#### [Instruction]
Look through the lines below and extract each one that contains "interested".

#### [Material provided]

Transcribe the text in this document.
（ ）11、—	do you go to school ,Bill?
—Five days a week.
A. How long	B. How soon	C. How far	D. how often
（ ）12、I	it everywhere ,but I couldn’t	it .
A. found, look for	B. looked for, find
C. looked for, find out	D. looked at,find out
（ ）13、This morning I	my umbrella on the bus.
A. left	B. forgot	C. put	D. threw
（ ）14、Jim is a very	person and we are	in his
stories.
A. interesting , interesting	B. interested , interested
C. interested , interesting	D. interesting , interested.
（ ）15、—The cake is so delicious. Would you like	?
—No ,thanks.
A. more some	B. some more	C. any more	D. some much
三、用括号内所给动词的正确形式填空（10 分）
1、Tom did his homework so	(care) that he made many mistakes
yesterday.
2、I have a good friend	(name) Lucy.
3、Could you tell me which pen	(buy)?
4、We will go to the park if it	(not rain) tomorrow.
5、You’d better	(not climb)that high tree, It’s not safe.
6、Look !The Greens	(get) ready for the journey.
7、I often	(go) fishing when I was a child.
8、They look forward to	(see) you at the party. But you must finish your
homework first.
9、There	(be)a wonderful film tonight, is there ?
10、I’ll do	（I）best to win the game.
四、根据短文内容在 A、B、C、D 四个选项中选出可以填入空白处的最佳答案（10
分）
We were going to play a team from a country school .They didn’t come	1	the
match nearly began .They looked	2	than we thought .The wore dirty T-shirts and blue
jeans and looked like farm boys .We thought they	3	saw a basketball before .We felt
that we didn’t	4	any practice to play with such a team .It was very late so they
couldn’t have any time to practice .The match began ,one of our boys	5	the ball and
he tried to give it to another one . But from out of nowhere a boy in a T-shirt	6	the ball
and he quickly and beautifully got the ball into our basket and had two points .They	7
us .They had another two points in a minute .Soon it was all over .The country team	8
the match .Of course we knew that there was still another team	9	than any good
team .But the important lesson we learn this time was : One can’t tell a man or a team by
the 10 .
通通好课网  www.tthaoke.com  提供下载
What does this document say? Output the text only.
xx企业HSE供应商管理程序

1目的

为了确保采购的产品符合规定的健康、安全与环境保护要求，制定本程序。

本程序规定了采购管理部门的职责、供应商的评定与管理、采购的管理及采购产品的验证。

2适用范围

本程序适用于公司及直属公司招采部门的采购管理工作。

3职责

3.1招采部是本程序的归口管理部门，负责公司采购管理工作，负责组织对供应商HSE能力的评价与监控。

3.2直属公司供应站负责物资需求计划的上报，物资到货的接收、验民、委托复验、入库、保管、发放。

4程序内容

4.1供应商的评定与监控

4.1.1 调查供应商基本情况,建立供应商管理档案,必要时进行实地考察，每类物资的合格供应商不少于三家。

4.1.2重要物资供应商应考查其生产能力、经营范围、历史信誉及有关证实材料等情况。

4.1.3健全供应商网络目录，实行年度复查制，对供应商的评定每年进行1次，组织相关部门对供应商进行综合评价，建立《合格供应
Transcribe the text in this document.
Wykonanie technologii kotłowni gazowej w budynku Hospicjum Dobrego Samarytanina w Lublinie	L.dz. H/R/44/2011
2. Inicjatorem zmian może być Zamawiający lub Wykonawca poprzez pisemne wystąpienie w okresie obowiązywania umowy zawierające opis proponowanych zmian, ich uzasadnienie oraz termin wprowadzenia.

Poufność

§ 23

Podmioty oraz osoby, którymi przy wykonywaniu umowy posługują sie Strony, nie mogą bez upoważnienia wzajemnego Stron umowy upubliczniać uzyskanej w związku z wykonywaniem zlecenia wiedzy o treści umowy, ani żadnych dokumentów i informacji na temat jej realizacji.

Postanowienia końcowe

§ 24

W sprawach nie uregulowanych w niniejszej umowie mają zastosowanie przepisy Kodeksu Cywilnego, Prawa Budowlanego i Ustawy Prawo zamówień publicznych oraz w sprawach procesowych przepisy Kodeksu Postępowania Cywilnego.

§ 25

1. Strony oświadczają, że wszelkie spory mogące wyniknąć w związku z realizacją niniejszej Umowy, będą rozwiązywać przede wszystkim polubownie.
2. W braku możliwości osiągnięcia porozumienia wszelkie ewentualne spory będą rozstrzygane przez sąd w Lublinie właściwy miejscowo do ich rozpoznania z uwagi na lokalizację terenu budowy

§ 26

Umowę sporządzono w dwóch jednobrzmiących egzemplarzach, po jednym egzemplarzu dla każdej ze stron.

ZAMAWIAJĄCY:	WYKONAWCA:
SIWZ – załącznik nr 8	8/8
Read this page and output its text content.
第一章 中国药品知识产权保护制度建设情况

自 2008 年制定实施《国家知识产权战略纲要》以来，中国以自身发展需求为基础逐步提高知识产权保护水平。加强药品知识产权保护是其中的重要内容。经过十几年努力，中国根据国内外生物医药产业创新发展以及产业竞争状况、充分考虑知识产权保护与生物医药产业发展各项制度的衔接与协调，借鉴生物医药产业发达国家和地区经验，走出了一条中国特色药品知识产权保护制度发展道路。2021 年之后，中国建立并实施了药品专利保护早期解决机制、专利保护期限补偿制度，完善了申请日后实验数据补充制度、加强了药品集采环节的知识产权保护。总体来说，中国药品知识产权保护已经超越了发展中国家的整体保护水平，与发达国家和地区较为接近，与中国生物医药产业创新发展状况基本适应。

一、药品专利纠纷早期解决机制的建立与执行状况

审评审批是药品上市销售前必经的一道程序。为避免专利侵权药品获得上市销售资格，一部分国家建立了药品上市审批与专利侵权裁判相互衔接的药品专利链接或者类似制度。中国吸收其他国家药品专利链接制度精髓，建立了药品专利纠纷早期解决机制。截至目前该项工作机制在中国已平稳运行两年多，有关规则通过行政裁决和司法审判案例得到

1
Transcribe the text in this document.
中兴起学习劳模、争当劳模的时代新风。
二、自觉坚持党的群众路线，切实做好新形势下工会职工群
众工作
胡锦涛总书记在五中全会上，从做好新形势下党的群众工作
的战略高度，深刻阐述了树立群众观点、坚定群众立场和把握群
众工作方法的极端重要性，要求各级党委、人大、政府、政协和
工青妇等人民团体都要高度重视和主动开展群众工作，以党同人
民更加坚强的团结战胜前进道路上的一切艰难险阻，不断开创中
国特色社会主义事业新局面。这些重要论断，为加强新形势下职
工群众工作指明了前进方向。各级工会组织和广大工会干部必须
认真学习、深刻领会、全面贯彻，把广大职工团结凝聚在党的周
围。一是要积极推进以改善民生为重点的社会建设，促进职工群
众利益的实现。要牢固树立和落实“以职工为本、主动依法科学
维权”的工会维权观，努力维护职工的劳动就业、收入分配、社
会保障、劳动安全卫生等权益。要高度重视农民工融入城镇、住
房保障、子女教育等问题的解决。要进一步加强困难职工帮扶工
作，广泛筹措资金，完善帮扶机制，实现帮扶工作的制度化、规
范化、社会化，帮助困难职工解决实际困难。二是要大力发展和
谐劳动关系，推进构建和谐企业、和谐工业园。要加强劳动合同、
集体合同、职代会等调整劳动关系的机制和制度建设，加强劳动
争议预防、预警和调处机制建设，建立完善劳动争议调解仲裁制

#### [Answer to this problem]
A. interesting , interesting	B. interested , interested
C. interested , interesting	D. interesting , interested.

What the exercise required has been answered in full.